Aim: Look through the material and copy each line holding "marker".

Figure contents as structured data:
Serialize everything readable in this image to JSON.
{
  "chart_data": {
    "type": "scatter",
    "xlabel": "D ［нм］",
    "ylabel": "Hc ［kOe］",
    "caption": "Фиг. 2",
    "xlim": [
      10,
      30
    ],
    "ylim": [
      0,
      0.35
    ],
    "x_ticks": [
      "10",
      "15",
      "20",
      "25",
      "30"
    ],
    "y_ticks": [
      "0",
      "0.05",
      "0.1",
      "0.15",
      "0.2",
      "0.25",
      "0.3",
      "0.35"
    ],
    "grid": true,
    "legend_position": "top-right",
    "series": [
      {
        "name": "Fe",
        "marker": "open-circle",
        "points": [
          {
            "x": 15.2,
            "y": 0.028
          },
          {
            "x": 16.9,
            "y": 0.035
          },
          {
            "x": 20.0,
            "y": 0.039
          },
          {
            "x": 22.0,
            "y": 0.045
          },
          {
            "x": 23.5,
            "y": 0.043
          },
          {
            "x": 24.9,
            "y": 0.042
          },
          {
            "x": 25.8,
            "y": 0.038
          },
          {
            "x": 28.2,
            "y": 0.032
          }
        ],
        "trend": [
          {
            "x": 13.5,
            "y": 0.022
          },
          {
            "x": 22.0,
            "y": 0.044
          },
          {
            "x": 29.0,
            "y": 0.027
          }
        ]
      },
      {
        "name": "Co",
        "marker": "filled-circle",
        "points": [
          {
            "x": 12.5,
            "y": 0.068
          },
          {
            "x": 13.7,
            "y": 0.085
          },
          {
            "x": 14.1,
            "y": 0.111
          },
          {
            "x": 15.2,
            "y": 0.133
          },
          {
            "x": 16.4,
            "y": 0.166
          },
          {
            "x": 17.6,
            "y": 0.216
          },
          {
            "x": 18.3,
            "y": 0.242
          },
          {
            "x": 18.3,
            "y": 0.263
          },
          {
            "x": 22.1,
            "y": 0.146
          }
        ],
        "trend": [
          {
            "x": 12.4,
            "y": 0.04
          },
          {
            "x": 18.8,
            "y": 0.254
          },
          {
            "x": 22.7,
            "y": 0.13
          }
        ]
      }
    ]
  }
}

Solution below:
        "marker": "open-circle",
        "marker": "filled-circle",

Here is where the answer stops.